### DATA TO PROCESS
-=-=-=-=-

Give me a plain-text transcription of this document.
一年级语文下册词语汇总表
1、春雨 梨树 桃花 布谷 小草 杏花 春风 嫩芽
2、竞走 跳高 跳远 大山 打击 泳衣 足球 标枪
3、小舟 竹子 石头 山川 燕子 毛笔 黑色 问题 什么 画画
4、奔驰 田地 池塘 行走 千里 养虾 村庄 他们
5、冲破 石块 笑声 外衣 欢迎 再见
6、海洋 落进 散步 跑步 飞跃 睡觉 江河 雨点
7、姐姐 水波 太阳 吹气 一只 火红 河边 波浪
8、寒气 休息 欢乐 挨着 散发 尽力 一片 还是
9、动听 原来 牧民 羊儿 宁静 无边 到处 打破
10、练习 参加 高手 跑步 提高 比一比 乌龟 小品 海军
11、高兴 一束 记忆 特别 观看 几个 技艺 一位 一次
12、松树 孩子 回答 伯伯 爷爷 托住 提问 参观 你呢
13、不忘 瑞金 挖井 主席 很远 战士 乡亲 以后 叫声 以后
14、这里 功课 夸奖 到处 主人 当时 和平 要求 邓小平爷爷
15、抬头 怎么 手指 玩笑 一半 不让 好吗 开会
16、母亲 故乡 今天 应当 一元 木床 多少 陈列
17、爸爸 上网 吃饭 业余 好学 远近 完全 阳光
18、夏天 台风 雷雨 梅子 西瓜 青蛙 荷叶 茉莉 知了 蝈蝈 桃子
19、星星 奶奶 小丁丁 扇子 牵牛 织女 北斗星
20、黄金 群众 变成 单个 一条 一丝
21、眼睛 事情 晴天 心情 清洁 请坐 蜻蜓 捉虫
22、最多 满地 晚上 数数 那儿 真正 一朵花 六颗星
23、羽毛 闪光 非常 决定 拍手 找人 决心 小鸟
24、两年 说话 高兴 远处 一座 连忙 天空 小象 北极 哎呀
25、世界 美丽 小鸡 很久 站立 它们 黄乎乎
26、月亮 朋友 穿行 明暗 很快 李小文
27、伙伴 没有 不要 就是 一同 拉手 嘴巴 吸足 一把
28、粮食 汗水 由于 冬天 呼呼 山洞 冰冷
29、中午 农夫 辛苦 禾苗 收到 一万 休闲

-=-=-=-=-

Write out the material exactly as given.

### ANSWER FOR THE TASK
Give me a plain-text transcription of this document.
一年级语文下册词语汇总表
1、春雨 梨树 桃花 布谷 小草 杏花 春风 嫩芽
2、竞走 跳高 跳远 大山 打击 泳衣 足球 标枪
3、小舟 竹子 石头 山川 燕子 毛笔 黑色 问题 什么 画画
4、奔驰 田地 池塘 行走 千里 养虾 村庄 他们
5、冲破 石块 笑声 外衣 欢迎 再见
6、海洋 落进 散步 跑步 飞跃 睡觉 江河 雨点
7、姐姐 水波 太阳 吹气 一只 火红 河边 波浪
8、寒气 休息 欢乐 挨着 散发 尽力 一片 还是
9、动听 原来 牧民 羊儿 宁静 无边 到处 打破
10、练习 参加 高手 跑步 提高 比一比 乌龟 小品 海军
11、高兴 一束 记忆 特别 观看 几个 技艺 一位 一次
12、松树 孩子 回答 伯伯 爷爷 托住 提问 参观 你呢
13、不忘 瑞金 挖井 主席 很远 战士 乡亲 以后 叫声 以后
14、这里 功课 夸奖 到处 主人 当时 和平 要求 邓小平爷爷
15、抬头 怎么 手指 玩笑 一半 不让 好吗 开会
16、母亲 故乡 今天 应当 一元 木床 多少 陈列
17、爸爸 上网 吃饭 业余 好学 远近 完全 阳光
18、夏天 台风 雷雨 梅子 西瓜 青蛙 荷叶 茉莉 知了 蝈蝈 桃子
19、星星 奶奶 小丁丁 扇子 牵牛 织女 北斗星
20、黄金 群众 变成 单个 一条 一丝
21、眼睛 事情 晴天 心情 清洁 请坐 蜻蜓 捉虫
22、最多 满地 晚上 数数 那儿 真正 一朵花 六颗星
23、羽毛 闪光 非常 决定 拍手 找人 决心 小鸟
24、两年 说话 高兴 远处 一座 连忙 天空 小象 北极 哎呀
25、世界 美丽 小鸡 很久 站立 它们 黄乎乎
26、月亮 朋友 穿行 明暗 很快 李小文
27、伙伴 没有 不要 就是 一同 拉手 嘴巴 吸足 一把
28、粮食 汗水 由于 冬天 呼呼 山洞 冰冷
29、中午 农夫 辛苦 禾苗 收到 一万 休闲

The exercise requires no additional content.